What the exercise asks - Set the listing down unchanged, minus every embedded image.

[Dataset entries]
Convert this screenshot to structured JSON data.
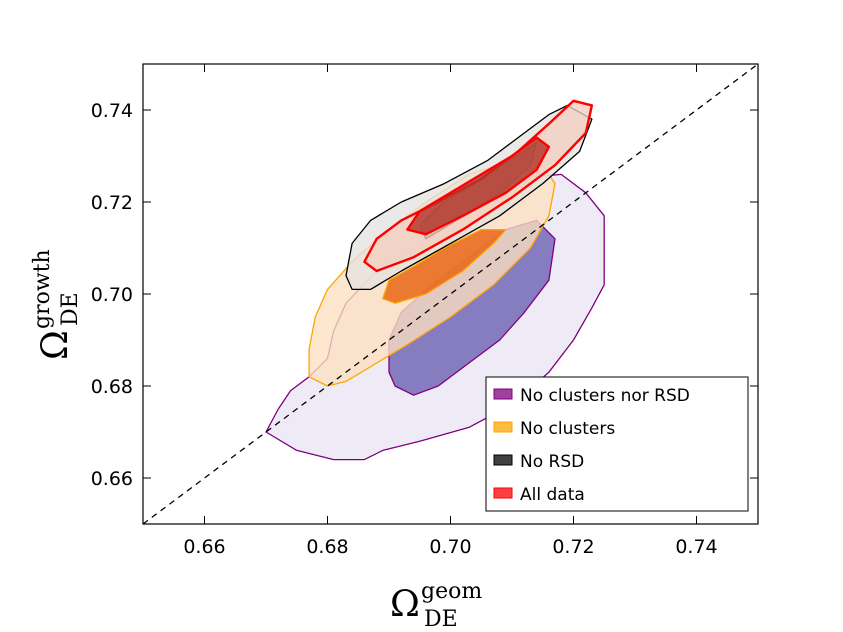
{
  "chart_data": {
    "type": "contour",
    "xlim": [
      0.65,
      0.75
    ],
    "ylim": [
      0.65,
      0.75
    ],
    "x_ticks": [
      0.66,
      0.68,
      0.7,
      0.72,
      0.74
    ],
    "y_ticks": [
      0.66,
      0.68,
      0.7,
      0.72,
      0.74
    ],
    "tick_labels_x": [
      "0.66",
      "0.68",
      "0.70",
      "0.72",
      "0.74"
    ],
    "tick_labels_y": [
      "0.66",
      "0.68",
      "0.70",
      "0.72",
      "0.74"
    ],
    "xlabel_main": "Ω",
    "xlabel_sup": "geom",
    "xlabel_sub": "DE",
    "ylabel_main": "Ω",
    "ylabel_sup": "growth",
    "ylabel_sub": "DE",
    "grid": false,
    "legend_position": "bottom-right",
    "reference_line": {
      "style": "dashed",
      "color": "#000000",
      "points": [
        [
          0.65,
          0.65
        ],
        [
          0.75,
          0.75
        ]
      ]
    },
    "series": [
      {
        "name": "No clusters nor RSD",
        "color": "#800080",
        "fill_outer": "#e9e6f3",
        "fill_inner": "#6f64b4",
        "outer": [
          [
            0.67,
            0.67
          ],
          [
            0.675,
            0.666
          ],
          [
            0.681,
            0.664
          ],
          [
            0.686,
            0.664
          ],
          [
            0.689,
            0.666
          ],
          [
            0.695,
            0.668
          ],
          [
            0.703,
            0.671
          ],
          [
            0.71,
            0.676
          ],
          [
            0.716,
            0.683
          ],
          [
            0.72,
            0.69
          ],
          [
            0.723,
            0.697
          ],
          [
            0.725,
            0.702
          ],
          [
            0.725,
            0.717
          ],
          [
            0.722,
            0.722
          ],
          [
            0.718,
            0.726
          ],
          [
            0.71,
            0.725
          ],
          [
            0.703,
            0.721
          ],
          [
            0.695,
            0.711
          ],
          [
            0.688,
            0.705
          ],
          [
            0.683,
            0.698
          ],
          [
            0.681,
            0.692
          ],
          [
            0.68,
            0.686
          ],
          [
            0.677,
            0.682
          ],
          [
            0.674,
            0.679
          ],
          [
            0.672,
            0.675
          ]
        ],
        "inner": [
          [
            0.69,
            0.683
          ],
          [
            0.691,
            0.68
          ],
          [
            0.694,
            0.678
          ],
          [
            0.698,
            0.68
          ],
          [
            0.703,
            0.685
          ],
          [
            0.708,
            0.69
          ],
          [
            0.712,
            0.696
          ],
          [
            0.716,
            0.703
          ],
          [
            0.717,
            0.712
          ],
          [
            0.714,
            0.716
          ],
          [
            0.709,
            0.714
          ],
          [
            0.703,
            0.708
          ],
          [
            0.697,
            0.702
          ],
          [
            0.692,
            0.696
          ],
          [
            0.69,
            0.69
          ]
        ]
      },
      {
        "name": "No clusters",
        "color": "#ffa500",
        "fill_outer": "#fce0c2",
        "fill_inner": "#e9620f",
        "outer": [
          [
            0.677,
            0.682
          ],
          [
            0.68,
            0.68
          ],
          [
            0.683,
            0.681
          ],
          [
            0.688,
            0.685
          ],
          [
            0.693,
            0.689
          ],
          [
            0.7,
            0.695
          ],
          [
            0.707,
            0.702
          ],
          [
            0.713,
            0.71
          ],
          [
            0.716,
            0.717
          ],
          [
            0.717,
            0.724
          ],
          [
            0.715,
            0.728
          ],
          [
            0.71,
            0.729
          ],
          [
            0.703,
            0.726
          ],
          [
            0.696,
            0.72
          ],
          [
            0.689,
            0.713
          ],
          [
            0.684,
            0.707
          ],
          [
            0.68,
            0.701
          ],
          [
            0.678,
            0.695
          ],
          [
            0.677,
            0.688
          ]
        ],
        "inner": [
          [
            0.689,
            0.699
          ],
          [
            0.691,
            0.698
          ],
          [
            0.696,
            0.7
          ],
          [
            0.702,
            0.705
          ],
          [
            0.707,
            0.711
          ],
          [
            0.709,
            0.714
          ],
          [
            0.705,
            0.714
          ],
          [
            0.699,
            0.71
          ],
          [
            0.694,
            0.706
          ],
          [
            0.69,
            0.703
          ]
        ]
      },
      {
        "name": "No RSD",
        "color": "#000000",
        "fill_outer": "#e6e3e0",
        "fill_inner": "#7b6662",
        "outer": [
          [
            0.683,
            0.704
          ],
          [
            0.684,
            0.711
          ],
          [
            0.687,
            0.716
          ],
          [
            0.692,
            0.72
          ],
          [
            0.699,
            0.724
          ],
          [
            0.706,
            0.729
          ],
          [
            0.712,
            0.735
          ],
          [
            0.716,
            0.739
          ],
          [
            0.719,
            0.741
          ],
          [
            0.723,
            0.738
          ],
          [
            0.721,
            0.731
          ],
          [
            0.715,
            0.724
          ],
          [
            0.708,
            0.717
          ],
          [
            0.7,
            0.711
          ],
          [
            0.692,
            0.705
          ],
          [
            0.687,
            0.701
          ],
          [
            0.684,
            0.701
          ]
        ],
        "inner": [
          [
            0.695,
            0.715
          ],
          [
            0.699,
            0.72
          ],
          [
            0.704,
            0.724
          ],
          [
            0.708,
            0.728
          ],
          [
            0.712,
            0.731
          ],
          [
            0.714,
            0.733
          ],
          [
            0.713,
            0.728
          ],
          [
            0.708,
            0.722
          ],
          [
            0.701,
            0.716
          ],
          [
            0.696,
            0.712
          ]
        ]
      },
      {
        "name": "All data",
        "color": "#ff0000",
        "fill_outer": "#f4cfc0",
        "fill_inner": "#b03428",
        "outer": [
          [
            0.686,
            0.707
          ],
          [
            0.688,
            0.712
          ],
          [
            0.692,
            0.716
          ],
          [
            0.698,
            0.72
          ],
          [
            0.705,
            0.725
          ],
          [
            0.711,
            0.731
          ],
          [
            0.716,
            0.737
          ],
          [
            0.72,
            0.742
          ],
          [
            0.723,
            0.741
          ],
          [
            0.722,
            0.735
          ],
          [
            0.717,
            0.728
          ],
          [
            0.71,
            0.721
          ],
          [
            0.702,
            0.714
          ],
          [
            0.694,
            0.708
          ],
          [
            0.688,
            0.705
          ]
        ],
        "inner": [
          [
            0.693,
            0.714
          ],
          [
            0.695,
            0.718
          ],
          [
            0.7,
            0.722
          ],
          [
            0.705,
            0.726
          ],
          [
            0.71,
            0.73
          ],
          [
            0.714,
            0.734
          ],
          [
            0.716,
            0.732
          ],
          [
            0.714,
            0.727
          ],
          [
            0.709,
            0.722
          ],
          [
            0.702,
            0.717
          ],
          [
            0.696,
            0.713
          ]
        ]
      }
    ]
  }
}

Result -
Convert this screenshot to structured JSON data.
{
  "chart_data": {
    "type": "contour",
    "xlim": [
      0.65,
      0.75
    ],
    "ylim": [
      0.65,
      0.75
    ],
    "x_ticks": [
      0.66,
      0.68,
      0.7,
      0.72,
      0.74
    ],
    "y_ticks": [
      0.66,
      0.68,
      0.7,
      0.72,
      0.74
    ],
    "tick_labels_x": [
      "0.66",
      "0.68",
      "0.70",
      "0.72",
      "0.74"
    ],
    "tick_labels_y": [
      "0.66",
      "0.68",
      "0.70",
      "0.72",
      "0.74"
    ],
    "xlabel_main": "Ω",
    "xlabel_sup": "geom",
    "xlabel_sub": "DE",
    "ylabel_main": "Ω",
    "ylabel_sup": "growth",
    "ylabel_sub": "DE",
    "grid": false,
    "legend_position": "bottom-right",
    "reference_line": {
      "style": "dashed",
      "color": "#000000",
      "points": [
        [
          0.65,
          0.65
        ],
        [
          0.75,
          0.75
        ]
      ]
    },
    "series": [
      {
        "name": "No clusters nor RSD",
        "color": "#800080",
        "fill_outer": "#e9e6f3",
        "fill_inner": "#6f64b4",
        "outer": [
          [
            0.67,
            0.67
          ],
          [
            0.675,
            0.666
          ],
          [
            0.681,
            0.664
          ],
          [
            0.686,
            0.664
          ],
          [
            0.689,
            0.666
          ],
          [
            0.695,
            0.668
          ],
          [
            0.703,
            0.671
          ],
          [
            0.71,
            0.676
          ],
          [
            0.716,
            0.683
          ],
          [
            0.72,
            0.69
          ],
          [
            0.723,
            0.697
          ],
          [
            0.725,
            0.702
          ],
          [
            0.725,
            0.717
          ],
          [
            0.722,
            0.722
          ],
          [
            0.718,
            0.726
          ],
          [
            0.71,
            0.725
          ],
          [
            0.703,
            0.721
          ],
          [
            0.695,
            0.711
          ],
          [
            0.688,
            0.705
          ],
          [
            0.683,
            0.698
          ],
          [
            0.681,
            0.692
          ],
          [
            0.68,
            0.686
          ],
          [
            0.677,
            0.682
          ],
          [
            0.674,
            0.679
          ],
          [
            0.672,
            0.675
          ]
        ],
        "inner": [
          [
            0.69,
            0.683
          ],
          [
            0.691,
            0.68
          ],
          [
            0.694,
            0.678
          ],
          [
            0.698,
            0.68
          ],
          [
            0.703,
            0.685
          ],
          [
            0.708,
            0.69
          ],
          [
            0.712,
            0.696
          ],
          [
            0.716,
            0.703
          ],
          [
            0.717,
            0.712
          ],
          [
            0.714,
            0.716
          ],
          [
            0.709,
            0.714
          ],
          [
            0.703,
            0.708
          ],
          [
            0.697,
            0.702
          ],
          [
            0.692,
            0.696
          ],
          [
            0.69,
            0.69
          ]
        ]
      },
      {
        "name": "No clusters",
        "color": "#ffa500",
        "fill_outer": "#fce0c2",
        "fill_inner": "#e9620f",
        "outer": [
          [
            0.677,
            0.682
          ],
          [
            0.68,
            0.68
          ],
          [
            0.683,
            0.681
          ],
          [
            0.688,
            0.685
          ],
          [
            0.693,
            0.689
          ],
          [
            0.7,
            0.695
          ],
          [
            0.707,
            0.702
          ],
          [
            0.713,
            0.71
          ],
          [
            0.716,
            0.717
          ],
          [
            0.717,
            0.724
          ],
          [
            0.715,
            0.728
          ],
          [
            0.71,
            0.729
          ],
          [
            0.703,
            0.726
          ],
          [
            0.696,
            0.72
          ],
          [
            0.689,
            0.713
          ],
          [
            0.684,
            0.707
          ],
          [
            0.68,
            0.701
          ],
          [
            0.678,
            0.695
          ],
          [
            0.677,
            0.688
          ]
        ],
        "inner": [
          [
            0.689,
            0.699
          ],
          [
            0.691,
            0.698
          ],
          [
            0.696,
            0.7
          ],
          [
            0.702,
            0.705
          ],
          [
            0.707,
            0.711
          ],
          [
            0.709,
            0.714
          ],
          [
            0.705,
            0.714
          ],
          [
            0.699,
            0.71
          ],
          [
            0.694,
            0.706
          ],
          [
            0.69,
            0.703
          ]
        ]
      },
      {
        "name": "No RSD",
        "color": "#000000",
        "fill_outer": "#e6e3e0",
        "fill_inner": "#7b6662",
        "outer": [
          [
            0.683,
            0.704
          ],
          [
            0.684,
            0.711
          ],
          [
            0.687,
            0.716
          ],
          [
            0.692,
            0.72
          ],
          [
            0.699,
            0.724
          ],
          [
            0.706,
            0.729
          ],
          [
            0.712,
            0.735
          ],
          [
            0.716,
            0.739
          ],
          [
            0.719,
            0.741
          ],
          [
            0.723,
            0.738
          ],
          [
            0.721,
            0.731
          ],
          [
            0.715,
            0.724
          ],
          [
            0.708,
            0.717
          ],
          [
            0.7,
            0.711
          ],
          [
            0.692,
            0.705
          ],
          [
            0.687,
            0.701
          ],
          [
            0.684,
            0.701
          ]
        ],
        "inner": [
          [
            0.695,
            0.715
          ],
          [
            0.699,
            0.72
          ],
          [
            0.704,
            0.724
          ],
          [
            0.708,
            0.728
          ],
          [
            0.712,
            0.731
          ],
          [
            0.714,
            0.733
          ],
          [
            0.713,
            0.728
          ],
          [
            0.708,
            0.722
          ],
          [
            0.701,
            0.716
          ],
          [
            0.696,
            0.712
          ]
        ]
      },
      {
        "name": "All data",
        "color": "#ff0000",
        "fill_outer": "#f4cfc0",
        "fill_inner": "#b03428",
        "outer": [
          [
            0.686,
            0.707
          ],
          [
            0.688,
            0.712
          ],
          [
            0.692,
            0.716
          ],
          [
            0.698,
            0.72
          ],
          [
            0.705,
            0.725
          ],
          [
            0.711,
            0.731
          ],
          [
            0.716,
            0.737
          ],
          [
            0.72,
            0.742
          ],
          [
            0.723,
            0.741
          ],
          [
            0.722,
            0.735
          ],
          [
            0.717,
            0.728
          ],
          [
            0.71,
            0.721
          ],
          [
            0.702,
            0.714
          ],
          [
            0.694,
            0.708
          ],
          [
            0.688,
            0.705
          ]
        ],
        "inner": [
          [
            0.693,
            0.714
          ],
          [
            0.695,
            0.718
          ],
          [
            0.7,
            0.722
          ],
          [
            0.705,
            0.726
          ],
          [
            0.71,
            0.73
          ],
          [
            0.714,
            0.734
          ],
          [
            0.716,
            0.732
          ],
          [
            0.714,
            0.727
          ],
          [
            0.709,
            0.722
          ],
          [
            0.702,
            0.717
          ],
          [
            0.696,
            0.713
          ]
        ]
      }
    ]
  }
}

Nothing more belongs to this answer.